— YOUR INSTRUCTIONS —
In the entries below, identify every line with the string "JSON" and copy it.

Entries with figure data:
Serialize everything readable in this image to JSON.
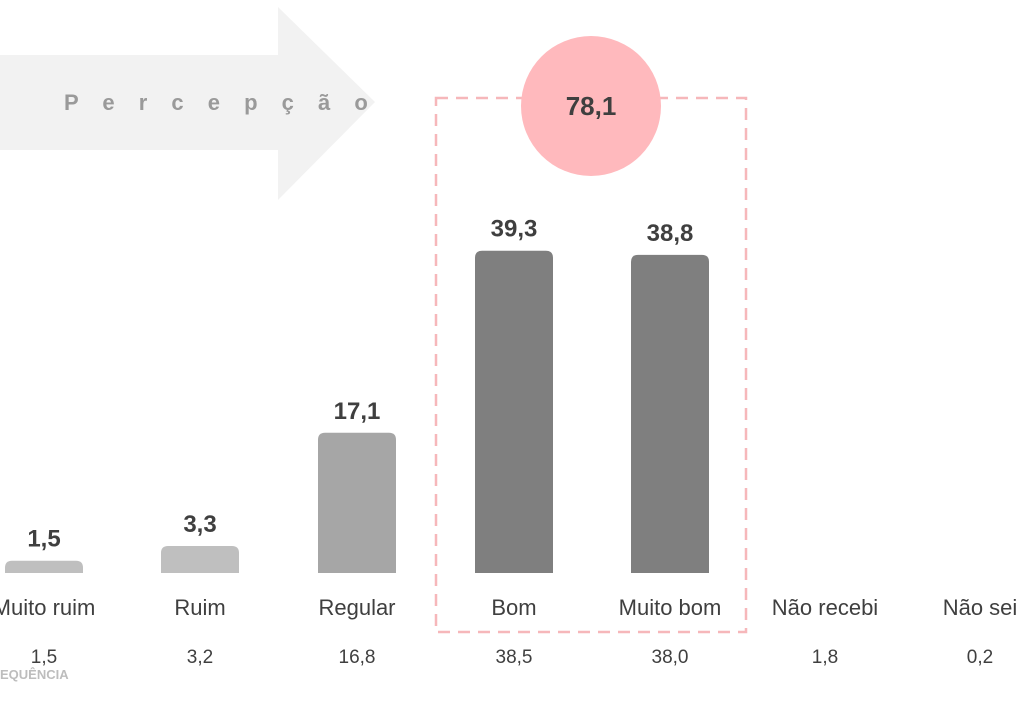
{
  "arrow_label": "P e r c e p ç ã o",
  "highlight": {
    "value": "78,1",
    "circle_color": "#ffb9bd",
    "border_color": "#f6b7ba"
  },
  "footer_label": "EQUÊNCIA",
  "colors": {
    "light_bar": "#bfbfbf",
    "mid_bar": "#a6a6a6",
    "dark_bar": "#7f7f7f",
    "arrow": "#f2f2f2",
    "text": "#3f3f3f"
  },
  "chart_data": {
    "type": "bar",
    "title": "",
    "xlabel": "",
    "ylabel": "",
    "ylim": [
      0,
      45
    ],
    "categories": [
      "Muito ruim",
      "Ruim",
      "Regular",
      "Bom",
      "Muito bom",
      "Não recebi",
      "Não sei"
    ],
    "values": [
      1.5,
      3.3,
      17.1,
      39.3,
      38.8,
      null,
      null
    ],
    "value_labels": [
      "1,5",
      "3,3",
      "17,1",
      "39,3",
      "38,8",
      "",
      ""
    ],
    "frequency_labels": [
      "1,5",
      "3,2",
      "16,8",
      "38,5",
      "38,0",
      "1,8",
      "0,2"
    ],
    "bar_shades": [
      "light_bar",
      "light_bar",
      "mid_bar",
      "dark_bar",
      "dark_bar",
      "",
      ""
    ],
    "highlight_categories": [
      "Bom",
      "Muito bom"
    ]
  }
}
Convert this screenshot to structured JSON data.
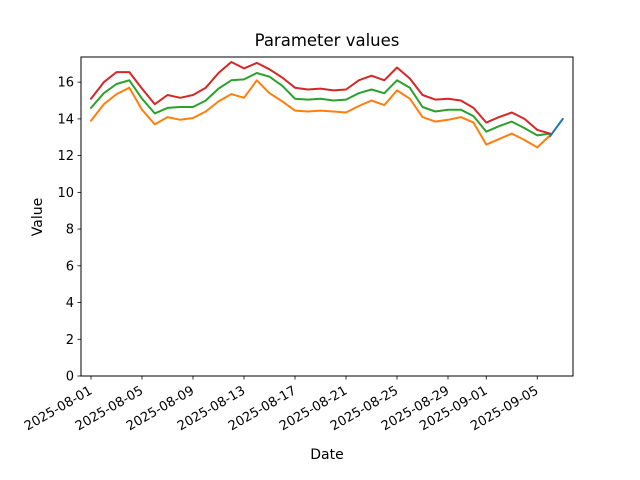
{
  "chart_data": {
    "type": "line",
    "title": "Parameter values",
    "xlabel": "Date",
    "ylabel": "Value",
    "ylim": [
      0,
      17.37
    ],
    "grid": false,
    "legend": "none",
    "y_ticks": [
      0,
      2,
      4,
      6,
      8,
      10,
      12,
      14,
      16
    ],
    "x_tick_labels": [
      "2025-08-01",
      "2025-08-05",
      "2025-08-09",
      "2025-08-13",
      "2025-08-17",
      "2025-08-21",
      "2025-08-25",
      "2025-08-29",
      "2025-09-01",
      "2025-09-05"
    ],
    "dates": [
      "2025-08-01",
      "2025-08-02",
      "2025-08-03",
      "2025-08-04",
      "2025-08-05",
      "2025-08-06",
      "2025-08-07",
      "2025-08-08",
      "2025-08-09",
      "2025-08-10",
      "2025-08-11",
      "2025-08-12",
      "2025-08-13",
      "2025-08-14",
      "2025-08-15",
      "2025-08-16",
      "2025-08-17",
      "2025-08-18",
      "2025-08-19",
      "2025-08-20",
      "2025-08-21",
      "2025-08-22",
      "2025-08-23",
      "2025-08-24",
      "2025-08-25",
      "2025-08-26",
      "2025-08-27",
      "2025-08-28",
      "2025-08-29",
      "2025-08-30",
      "2025-08-31",
      "2025-09-01",
      "2025-09-02",
      "2025-09-03",
      "2025-09-04",
      "2025-09-05",
      "2025-09-06"
    ],
    "series": [
      {
        "name": "series-orange",
        "color": "#ff7f0e",
        "values": [
          13.9,
          14.8,
          15.35,
          15.7,
          14.5,
          13.7,
          14.1,
          13.95,
          14.05,
          14.4,
          14.95,
          15.35,
          15.15,
          16.1,
          15.4,
          14.95,
          14.45,
          14.4,
          14.45,
          14.4,
          14.35,
          14.7,
          15.0,
          14.75,
          15.55,
          15.1,
          14.1,
          13.85,
          13.95,
          14.1,
          13.8,
          12.6,
          12.9,
          13.2,
          12.85,
          12.45,
          13.1
        ]
      },
      {
        "name": "series-green",
        "color": "#2ca02c",
        "values": [
          14.6,
          15.4,
          15.9,
          16.1,
          15.1,
          14.3,
          14.6,
          14.65,
          14.65,
          15.0,
          15.65,
          16.1,
          16.15,
          16.5,
          16.3,
          15.8,
          15.1,
          15.05,
          15.1,
          15.0,
          15.05,
          15.4,
          15.6,
          15.4,
          16.1,
          15.7,
          14.65,
          14.4,
          14.5,
          14.5,
          14.15,
          13.3,
          13.6,
          13.85,
          13.5,
          13.1,
          13.2
        ]
      },
      {
        "name": "series-red",
        "color": "#d62728",
        "values": [
          15.1,
          16.0,
          16.55,
          16.55,
          15.65,
          14.8,
          15.3,
          15.15,
          15.3,
          15.7,
          16.5,
          17.1,
          16.75,
          17.05,
          16.7,
          16.25,
          15.7,
          15.6,
          15.65,
          15.55,
          15.6,
          16.1,
          16.35,
          16.1,
          16.8,
          16.2,
          15.3,
          15.05,
          15.1,
          15.0,
          14.6,
          13.8,
          14.1,
          14.35,
          14.0,
          13.4,
          13.2
        ]
      },
      {
        "name": "series-blue",
        "color": "#1f77b4",
        "dates": [
          "2025-09-06",
          "2025-09-07"
        ],
        "values": [
          13.05,
          14.0
        ]
      }
    ]
  }
}
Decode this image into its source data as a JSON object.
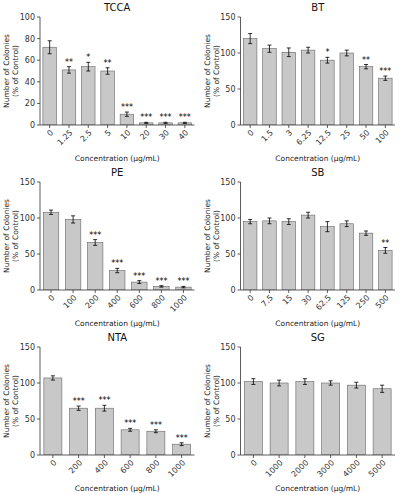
{
  "chart_data": [
    {
      "type": "bar",
      "title": "TCCA",
      "xlabel": "Concentration (μg/mL)",
      "ylabel": "Number of Colonies\n(% of Control)",
      "categories": [
        "0",
        "1.25",
        "2.5",
        "5",
        "10",
        "20",
        "30",
        "40"
      ],
      "values": [
        72,
        51,
        54,
        50,
        10,
        2,
        2,
        2
      ],
      "errors": [
        6,
        3,
        4,
        3,
        2,
        0.5,
        0.5,
        0.5
      ],
      "annotations": [
        {
          "category": "1.25",
          "text": "**"
        },
        {
          "category": "2.5",
          "text": "*"
        },
        {
          "category": "5",
          "text": "**"
        },
        {
          "category": "10",
          "text": "***"
        },
        {
          "category": "20",
          "text": "***"
        },
        {
          "category": "30",
          "text": "***"
        },
        {
          "category": "40",
          "text": "***"
        }
      ],
      "ylim": [
        0,
        100
      ],
      "yticks": [
        0,
        20,
        40,
        60,
        80,
        100
      ],
      "color": "#c8c8c8",
      "grid": false
    },
    {
      "type": "bar",
      "title": "BT",
      "xlabel": "Concentration (μg/mL)",
      "ylabel": "Number of Colonies\n(% of Control)",
      "categories": [
        "0",
        "1.5",
        "3",
        "6.25",
        "12.5",
        "25",
        "50",
        "100"
      ],
      "values": [
        120,
        106,
        101,
        104,
        90,
        100,
        81,
        65
      ],
      "errors": [
        7,
        5,
        6,
        4,
        4,
        4,
        3,
        3
      ],
      "annotations": [
        {
          "category": "12.5",
          "text": "*"
        },
        {
          "category": "50",
          "text": "**"
        },
        {
          "category": "100",
          "text": "***"
        }
      ],
      "ylim": [
        0,
        150
      ],
      "yticks": [
        0,
        50,
        100,
        150
      ],
      "color": "#c8c8c8",
      "grid": false
    },
    {
      "type": "bar",
      "title": "PE",
      "xlabel": "Concentration (μg/mL)",
      "ylabel": "Number of Colonies\n(% of Control)",
      "categories": [
        "0",
        "100",
        "200",
        "400",
        "600",
        "800",
        "1000"
      ],
      "values": [
        108,
        98,
        66,
        27,
        11,
        5,
        4
      ],
      "errors": [
        3,
        5,
        4,
        3,
        2,
        1,
        1
      ],
      "annotations": [
        {
          "category": "200",
          "text": "***"
        },
        {
          "category": "400",
          "text": "***"
        },
        {
          "category": "600",
          "text": "***"
        },
        {
          "category": "800",
          "text": "***"
        },
        {
          "category": "1000",
          "text": "***"
        }
      ],
      "ylim": [
        0,
        150
      ],
      "yticks": [
        0,
        50,
        100,
        150
      ],
      "color": "#c8c8c8",
      "grid": false
    },
    {
      "type": "bar",
      "title": "SB",
      "xlabel": "Concentration (μg/mL)",
      "ylabel": "Number of Colonies\n(% of Control)",
      "categories": [
        "0",
        "7.5",
        "15",
        "30",
        "62.5",
        "125",
        "250",
        "500"
      ],
      "values": [
        95,
        96,
        95,
        104,
        88,
        92,
        79,
        55
      ],
      "errors": [
        3,
        4,
        4,
        4,
        7,
        4,
        3,
        4
      ],
      "annotations": [
        {
          "category": "500",
          "text": "**"
        }
      ],
      "ylim": [
        0,
        150
      ],
      "yticks": [
        0,
        50,
        100,
        150
      ],
      "color": "#c8c8c8",
      "grid": false
    },
    {
      "type": "bar",
      "title": "NTA",
      "xlabel": "Concentration (μg/mL)",
      "ylabel": "Number of Colonies\n(% of Control)",
      "categories": [
        "0",
        "200",
        "400",
        "600",
        "800",
        "1000"
      ],
      "values": [
        107,
        65,
        65,
        35,
        33,
        15
      ],
      "errors": [
        3,
        3,
        4,
        2,
        2,
        2
      ],
      "annotations": [
        {
          "category": "200",
          "text": "***"
        },
        {
          "category": "400",
          "text": "***"
        },
        {
          "category": "600",
          "text": "***"
        },
        {
          "category": "800",
          "text": "***"
        },
        {
          "category": "1000",
          "text": "***"
        }
      ],
      "ylim": [
        0,
        150
      ],
      "yticks": [
        0,
        50,
        100,
        150
      ],
      "color": "#c8c8c8",
      "grid": false
    },
    {
      "type": "bar",
      "title": "SG",
      "xlabel": "Concentration (μg/mL)",
      "ylabel": "Number of Colonies\n(% of Control)",
      "categories": [
        "0",
        "1000",
        "2000",
        "3000",
        "4000",
        "5000"
      ],
      "values": [
        102,
        100,
        102,
        100,
        97,
        92
      ],
      "errors": [
        4,
        4,
        4,
        3,
        4,
        5
      ],
      "ylim": [
        0,
        150
      ],
      "yticks": [
        0,
        50,
        100,
        150
      ],
      "color": "#c8c8c8",
      "grid": false
    }
  ]
}
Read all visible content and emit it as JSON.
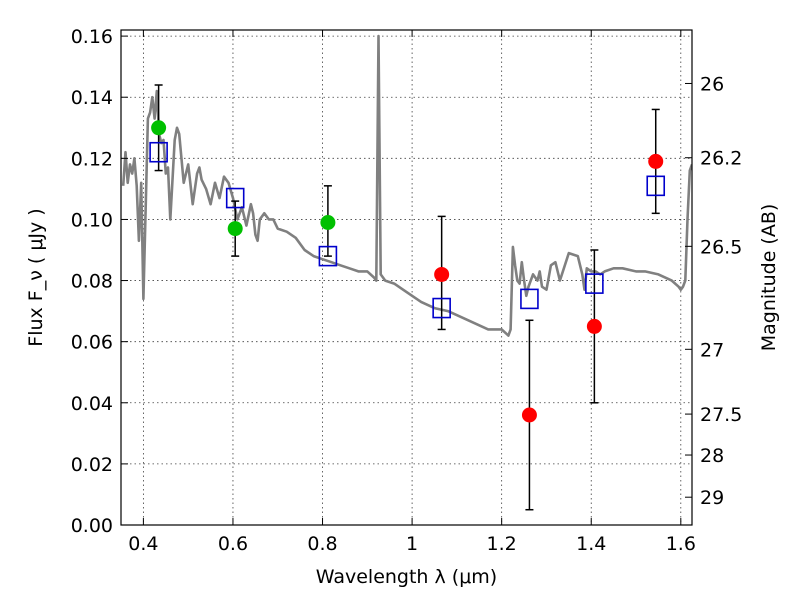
{
  "chart_data": {
    "type": "scatter",
    "xlabel": "Wavelength  λ (μm)",
    "ylabel": "Flux  F_ν  ( μJy )",
    "ylabel_right": "Magnitude (AB)",
    "xlim": [
      0.35,
      1.625
    ],
    "ylim": [
      0.0,
      0.162
    ],
    "grid": true,
    "x_ticks": [
      0.4,
      0.6,
      0.8,
      1.0,
      1.2,
      1.4,
      1.6
    ],
    "x_tick_labels": [
      "0.4",
      "0.6",
      "0.8",
      "1",
      "1.2",
      "1.4",
      "1.6"
    ],
    "y_ticks": [
      0.0,
      0.02,
      0.04,
      0.06,
      0.08,
      0.1,
      0.12,
      0.14,
      0.16
    ],
    "y_tick_labels": [
      "0.00",
      "0.02",
      "0.04",
      "0.06",
      "0.08",
      "0.10",
      "0.12",
      "0.14",
      "0.16"
    ],
    "mag_ticks": [
      {
        "label": "26",
        "flux": 0.1445
      },
      {
        "label": "26.2",
        "flux": 0.1202
      },
      {
        "label": "26.5",
        "flux": 0.0912
      },
      {
        "label": "27",
        "flux": 0.0575
      },
      {
        "label": "27.5",
        "flux": 0.0363
      },
      {
        "label": "28",
        "flux": 0.0229
      },
      {
        "label": "29",
        "flux": 0.0091
      }
    ],
    "series": [
      {
        "kind": "model-spectrum",
        "color": "#808080",
        "x": [
          0.355,
          0.36,
          0.365,
          0.37,
          0.375,
          0.38,
          0.385,
          0.39,
          0.395,
          0.4,
          0.41,
          0.415,
          0.42,
          0.425,
          0.43,
          0.435,
          0.44,
          0.445,
          0.45,
          0.455,
          0.46,
          0.47,
          0.475,
          0.48,
          0.49,
          0.5,
          0.51,
          0.52,
          0.525,
          0.53,
          0.54,
          0.55,
          0.56,
          0.57,
          0.58,
          0.59,
          0.6,
          0.61,
          0.62,
          0.63,
          0.64,
          0.645,
          0.65,
          0.655,
          0.66,
          0.67,
          0.68,
          0.69,
          0.7,
          0.72,
          0.74,
          0.76,
          0.78,
          0.8,
          0.82,
          0.84,
          0.86,
          0.88,
          0.9,
          0.915,
          0.92,
          0.925,
          0.93,
          0.935,
          0.94,
          0.96,
          0.98,
          1.0,
          1.02,
          1.05,
          1.08,
          1.11,
          1.14,
          1.17,
          1.2,
          1.215,
          1.22,
          1.225,
          1.23,
          1.235,
          1.24,
          1.245,
          1.25,
          1.255,
          1.26,
          1.27,
          1.28,
          1.285,
          1.29,
          1.3,
          1.31,
          1.32,
          1.33,
          1.35,
          1.37,
          1.38,
          1.385,
          1.39,
          1.4,
          1.41,
          1.42,
          1.43,
          1.45,
          1.47,
          1.5,
          1.52,
          1.55,
          1.58,
          1.595,
          1.6,
          1.605,
          1.61,
          1.615,
          1.62,
          1.625
        ],
        "y": [
          0.111,
          0.122,
          0.112,
          0.118,
          0.115,
          0.12,
          0.111,
          0.093,
          0.112,
          0.074,
          0.133,
          0.135,
          0.14,
          0.133,
          0.142,
          0.128,
          0.125,
          0.126,
          0.115,
          0.117,
          0.1,
          0.126,
          0.13,
          0.128,
          0.112,
          0.118,
          0.105,
          0.115,
          0.117,
          0.113,
          0.11,
          0.105,
          0.112,
          0.107,
          0.114,
          0.112,
          0.107,
          0.1,
          0.104,
          0.098,
          0.105,
          0.102,
          0.095,
          0.093,
          0.1,
          0.102,
          0.1,
          0.1,
          0.097,
          0.096,
          0.094,
          0.09,
          0.088,
          0.087,
          0.086,
          0.085,
          0.084,
          0.083,
          0.083,
          0.081,
          0.08,
          0.16,
          0.082,
          0.081,
          0.08,
          0.079,
          0.077,
          0.075,
          0.073,
          0.071,
          0.07,
          0.068,
          0.066,
          0.064,
          0.064,
          0.062,
          0.064,
          0.091,
          0.085,
          0.08,
          0.079,
          0.086,
          0.08,
          0.075,
          0.078,
          0.082,
          0.08,
          0.083,
          0.078,
          0.077,
          0.085,
          0.086,
          0.08,
          0.089,
          0.088,
          0.082,
          0.077,
          0.084,
          0.083,
          0.083,
          0.082,
          0.083,
          0.084,
          0.084,
          0.083,
          0.083,
          0.082,
          0.08,
          0.078,
          0.077,
          0.078,
          0.08,
          0.1,
          0.116,
          0.118
        ]
      },
      {
        "kind": "green-points",
        "color": "#00c000",
        "x": [
          0.434,
          0.605,
          0.812
        ],
        "y": [
          0.13,
          0.097,
          0.099
        ]
      },
      {
        "kind": "red-points",
        "color": "#ff0000",
        "x": [
          1.066,
          1.262,
          1.407,
          1.544
        ],
        "y": [
          0.082,
          0.036,
          0.065,
          0.119
        ]
      },
      {
        "kind": "model-points",
        "color": "#0000cc",
        "x": [
          0.434,
          0.605,
          0.812,
          1.066,
          1.262,
          1.407,
          1.544
        ],
        "y": [
          0.122,
          0.107,
          0.088,
          0.071,
          0.074,
          0.079,
          0.111
        ]
      }
    ],
    "error_bars": [
      {
        "x": 0.434,
        "low": 0.116,
        "high": 0.144
      },
      {
        "x": 0.605,
        "low": 0.088,
        "high": 0.106
      },
      {
        "x": 0.812,
        "low": 0.088,
        "high": 0.111
      },
      {
        "x": 1.066,
        "low": 0.064,
        "high": 0.101
      },
      {
        "x": 1.262,
        "low": 0.005,
        "high": 0.067
      },
      {
        "x": 1.407,
        "low": 0.04,
        "high": 0.09
      },
      {
        "x": 1.544,
        "low": 0.102,
        "high": 0.136
      }
    ]
  }
}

— WRITTEN RESPONSE —
Serialize everything readable in this image to JSON.
Convert this screenshot to structured JSON data.
Decode this image into its source data as a JSON object.
Read all visible content and emit it as JSON.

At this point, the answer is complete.